● What the exercise asks:
Each line that follows is to be retyped exactly.

++++++++++++++++++++

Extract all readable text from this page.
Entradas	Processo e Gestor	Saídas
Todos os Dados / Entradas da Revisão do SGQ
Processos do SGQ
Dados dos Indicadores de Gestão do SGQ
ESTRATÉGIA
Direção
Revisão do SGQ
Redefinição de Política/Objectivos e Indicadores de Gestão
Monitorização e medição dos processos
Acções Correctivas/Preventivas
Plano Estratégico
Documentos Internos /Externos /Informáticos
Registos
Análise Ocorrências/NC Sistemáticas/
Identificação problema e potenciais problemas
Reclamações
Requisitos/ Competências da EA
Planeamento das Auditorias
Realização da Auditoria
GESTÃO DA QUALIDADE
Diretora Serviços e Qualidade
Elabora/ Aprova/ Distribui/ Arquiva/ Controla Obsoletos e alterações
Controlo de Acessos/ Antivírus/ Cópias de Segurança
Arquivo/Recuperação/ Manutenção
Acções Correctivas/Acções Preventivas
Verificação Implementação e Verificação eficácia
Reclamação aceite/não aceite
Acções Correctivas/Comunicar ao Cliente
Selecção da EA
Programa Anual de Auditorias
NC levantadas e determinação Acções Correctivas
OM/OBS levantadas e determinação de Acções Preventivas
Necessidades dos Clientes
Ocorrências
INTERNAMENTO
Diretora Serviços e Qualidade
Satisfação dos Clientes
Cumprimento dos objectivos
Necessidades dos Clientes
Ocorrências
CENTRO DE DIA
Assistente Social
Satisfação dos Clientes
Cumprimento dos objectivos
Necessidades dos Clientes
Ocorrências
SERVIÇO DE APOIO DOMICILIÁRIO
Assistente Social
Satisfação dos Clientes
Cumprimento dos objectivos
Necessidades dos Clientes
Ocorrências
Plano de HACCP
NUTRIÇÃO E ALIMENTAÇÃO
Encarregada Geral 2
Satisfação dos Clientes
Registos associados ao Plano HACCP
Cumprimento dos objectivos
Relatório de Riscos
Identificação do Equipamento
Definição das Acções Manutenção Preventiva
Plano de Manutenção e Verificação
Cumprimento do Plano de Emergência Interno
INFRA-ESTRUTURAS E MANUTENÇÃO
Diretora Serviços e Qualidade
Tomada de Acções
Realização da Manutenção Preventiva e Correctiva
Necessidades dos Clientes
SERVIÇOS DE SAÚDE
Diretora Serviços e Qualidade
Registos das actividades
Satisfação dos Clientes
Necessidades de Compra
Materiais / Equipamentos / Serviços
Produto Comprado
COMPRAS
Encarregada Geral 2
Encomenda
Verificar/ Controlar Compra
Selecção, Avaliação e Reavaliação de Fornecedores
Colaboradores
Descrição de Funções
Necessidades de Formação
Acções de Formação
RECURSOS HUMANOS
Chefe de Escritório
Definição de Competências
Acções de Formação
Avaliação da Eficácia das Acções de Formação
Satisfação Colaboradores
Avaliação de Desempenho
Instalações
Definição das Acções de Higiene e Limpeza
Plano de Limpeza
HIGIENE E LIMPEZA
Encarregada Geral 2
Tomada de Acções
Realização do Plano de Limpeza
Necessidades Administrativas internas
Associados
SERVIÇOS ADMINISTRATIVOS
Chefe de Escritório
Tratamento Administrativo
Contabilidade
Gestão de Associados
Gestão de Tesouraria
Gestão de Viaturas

++++++++++++++++++++

● Completed exercise:
Extract all readable text from this page.
Entradas	Processo e Gestor	Saídas
Todos os Dados / Entradas da Revisão do SGQ
Processos do SGQ
Dados dos Indicadores de Gestão do SGQ
ESTRATÉGIA
Direção
Revisão do SGQ
Redefinição de Política/Objectivos e Indicadores de Gestão
Monitorização e medição dos processos
Acções Correctivas/Preventivas
Plano Estratégico
Documentos Internos /Externos /Informáticos
Registos
Análise Ocorrências/NC Sistemáticas/
Identificação problema e potenciais problemas
Reclamações
Requisitos/ Competências da EA
Planeamento das Auditorias
Realização da Auditoria
GESTÃO DA QUALIDADE
Diretora Serviços e Qualidade
Elabora/ Aprova/ Distribui/ Arquiva/ Controla Obsoletos e alterações
Controlo de Acessos/ Antivírus/ Cópias de Segurança
Arquivo/Recuperação/ Manutenção
Acções Correctivas/Acções Preventivas
Verificação Implementação e Verificação eficácia
Reclamação aceite/não aceite
Acções Correctivas/Comunicar ao Cliente
Selecção da EA
Programa Anual de Auditorias
NC levantadas e determinação Acções Correctivas
OM/OBS levantadas e determinação de Acções Preventivas
Necessidades dos Clientes
Ocorrências
INTERNAMENTO
Diretora Serviços e Qualidade
Satisfação dos Clientes
Cumprimento dos objectivos
Necessidades dos Clientes
Ocorrências
CENTRO DE DIA
Assistente Social
Satisfação dos Clientes
Cumprimento dos objectivos
Necessidades dos Clientes
Ocorrências
SERVIÇO DE APOIO DOMICILIÁRIO
Assistente Social
Satisfação dos Clientes
Cumprimento dos objectivos
Necessidades dos Clientes
Ocorrências
Plano de HACCP
NUTRIÇÃO E ALIMENTAÇÃO
Encarregada Geral 2
Satisfação dos Clientes
Registos associados ao Plano HACCP
Cumprimento dos objectivos
Relatório de Riscos
Identificação do Equipamento
Definição das Acções Manutenção Preventiva
Plano de Manutenção e Verificação
Cumprimento do Plano de Emergência Interno
INFRA-ESTRUTURAS E MANUTENÇÃO
Diretora Serviços e Qualidade
Tomada de Acções
Realização da Manutenção Preventiva e Correctiva
Necessidades dos Clientes
SERVIÇOS DE SAÚDE
Diretora Serviços e Qualidade
Registos das actividades
Satisfação dos Clientes
Necessidades de Compra
Materiais / Equipamentos / Serviços
Produto Comprado
COMPRAS
Encarregada Geral 2
Encomenda
Verificar/ Controlar Compra
Selecção, Avaliação e Reavaliação de Fornecedores
Colaboradores
Descrição de Funções
Necessidades de Formação
Acções de Formação
RECURSOS HUMANOS
Chefe de Escritório
Definição de Competências
Acções de Formação
Avaliação da Eficácia das Acções de Formação
Satisfação Colaboradores
Avaliação de Desempenho
Instalações
Definição das Acções de Higiene e Limpeza
Plano de Limpeza
HIGIENE E LIMPEZA
Encarregada Geral 2
Tomada de Acções
Realização do Plano de Limpeza
Necessidades Administrativas internas
Associados
SERVIÇOS ADMINISTRATIVOS
Chefe de Escritório
Tratamento Administrativo
Contabilidade
Gestão de Associados
Gestão de Tesouraria
Gestão de Viaturas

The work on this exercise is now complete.